### Exercise objective:
Keep the wording of each record exactly the same when you repeat it, and leave out pictures.
======== Raw data ========
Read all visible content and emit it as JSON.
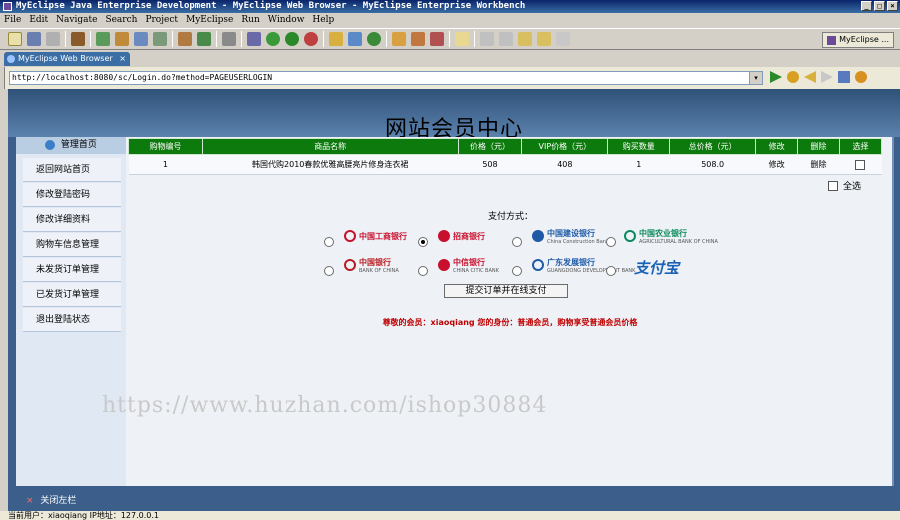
{
  "window": {
    "title": "MyEclipse Java Enterprise Development - MyEclipse Web Browser - MyEclipse Enterprise Workbench",
    "buttons": [
      "_",
      "□",
      "×"
    ]
  },
  "menu": [
    "File",
    "Edit",
    "Navigate",
    "Search",
    "Project",
    "MyEclipse",
    "Run",
    "Window",
    "Help"
  ],
  "perspective": "MyEclipse ...",
  "editor_tab": {
    "label": "MyEclipse Web Browser",
    "close": "×"
  },
  "browser": {
    "url": "http://localhost:8080/sc/Login.do?method=PAGEUSERLOGIN",
    "dropdown": "▾"
  },
  "site": {
    "title": "网站会员中心"
  },
  "sidebar": {
    "header": "管理首页",
    "items": [
      "返回网站首页",
      "修改登陆密码",
      "修改详细资料",
      "购物车信息管理",
      "未发货订单管理",
      "已发货订单管理",
      "退出登陆状态"
    ],
    "close_label": "关闭左栏",
    "close_symbol": "×"
  },
  "cart": {
    "headers": [
      "购物编号",
      "商品名称",
      "价格（元）",
      "VIP价格（元）",
      "购买数量",
      "总价格（元）",
      "修改",
      "删除",
      "选择"
    ],
    "rows": [
      {
        "id": "1",
        "name": "韩国代购2010春款优雅高腰亮片修身连衣裙",
        "price": "508",
        "vip_price": "408",
        "quantity": "1",
        "total": "508.0",
        "edit": "修改",
        "delete": "删除"
      }
    ],
    "select_all": "全选"
  },
  "payment": {
    "label": "支付方式：",
    "banks": [
      {
        "name": "中国工商银行",
        "sub": "",
        "color": "#c8102e",
        "selected": false
      },
      {
        "name": "招商银行",
        "sub": "",
        "color": "#c8102e",
        "selected": true
      },
      {
        "name": "中国建设银行",
        "sub": "China Construction Bank",
        "color": "#1f5aa6",
        "selected": false
      },
      {
        "name": "中国农业银行",
        "sub": "AGRICULTURAL BANK OF CHINA",
        "color": "#0a8a5a",
        "selected": false
      },
      {
        "name": "中国银行",
        "sub": "BANK OF CHINA",
        "color": "#b81c22",
        "selected": false
      },
      {
        "name": "中信银行",
        "sub": "CHINA CITIC BANK",
        "color": "#c8102e",
        "selected": false
      },
      {
        "name": "广东发展银行",
        "sub": "GUANGDONG DEVELOPMENT BANK",
        "color": "#1f5aa6",
        "selected": false
      }
    ],
    "alipay": "支付宝",
    "submit": "提交订单并在线支付"
  },
  "notice": "尊敬的会员：xiaoqiang 您的身份：普通会员，购物享受普通会员价格",
  "watermark": "https://www.huzhan.com/ishop30884",
  "status": "当前用户：xiaoqiang  IP地址：127.0.0.1"
}
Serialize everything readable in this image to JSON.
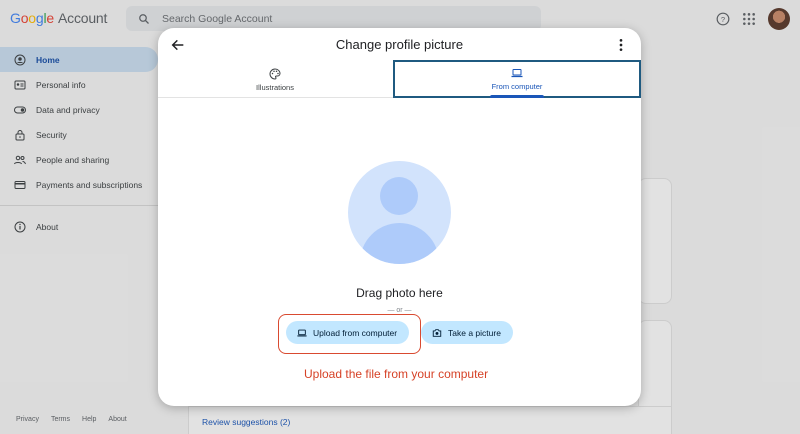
========
### Right answer:
Read all visible content and emit it as JSON.
{
  "window": {
    "title": "MyEclipse Java Enterprise Development - MyEclipse Web Browser - MyEclipse Enterprise Workbench",
    "buttons": [
      "_",
      "□",
      "×"
    ]
  },
  "menu": [
    "File",
    "Edit",
    "Navigate",
    "Search",
    "Project",
    "MyEclipse",
    "Run",
    "Window",
    "Help"
  ],
  "perspective": "MyEclipse ...",
  "editor_tab": {
    "label": "MyEclipse Web Browser",
    "close": "×"
  },
  "browser": {
    "url": "http://localhost:8080/sc/Login.do?method=PAGEUSERLOGIN",
    "dropdown": "▾"
  },
  "site": {
    "title": "网站会员中心"
  },
  "sidebar": {
    "header": "管理首页",
    "items": [
      "返回网站首页",
      "修改登陆密码",
      "修改详细资料",
      "购物车信息管理",
      "未发货订单管理",
      "已发货订单管理",
      "退出登陆状态"
    ],
    "close_label": "关闭左栏",
    "close_symbol": "×"
  },
  "cart": {
    "headers": [
      "购物编号",
      "商品名称",
      "价格（元）",
      "VIP价格（元）",
      "购买数量",
      "总价格（元）",
      "修改",
      "删除",
      "选择"
    ],
    "rows": [
      {
        "id": "1",
        "name": "韩国代购2010春款优雅高腰亮片修身连衣裙",
        "price": "508",
        "vip_price": "408",
        "quantity": "1",
        "total": "508.0",
        "edit": "修改",
        "delete": "删除"
      }
    ],
    "select_all": "全选"
  },
  "payment": {
    "label": "支付方式：",
    "banks": [
      {
        "name": "中国工商银行",
        "sub": "",
        "color": "#c8102e",
        "selected": false
      },
      {
        "name": "招商银行",
        "sub": "",
        "color": "#c8102e",
        "selected": true
      },
      {
        "name": "中国建设银行",
        "sub": "China Construction Bank",
        "color": "#1f5aa6",
        "selected": false
      },
      {
        "name": "中国农业银行",
        "sub": "AGRICULTURAL BANK OF CHINA",
        "color": "#0a8a5a",
        "selected": false
      },
      {
        "name": "中国银行",
        "sub": "BANK OF CHINA",
        "color": "#b81c22",
        "selected": false
      },
      {
        "name": "中信银行",
        "sub": "CHINA CITIC BANK",
        "color": "#c8102e",
        "selected": false
      },
      {
        "name": "广东发展银行",
        "sub": "GUANGDONG DEVELOPMENT BANK",
        "color": "#1f5aa6",
        "selected": false
      }
    ],
    "alipay": "支付宝",
    "submit": "提交订单并在线支付"
  },
  "notice": "尊敬的会员：xiaoqiang 您的身份：普通会员，购物享受普通会员价格",
  "watermark": "https://www.huzhan.com/ishop30884",
  "status": "当前用户：xiaoqiang  IP地址：127.0.0.1"
}
Serialize everything readable in this image to JSON.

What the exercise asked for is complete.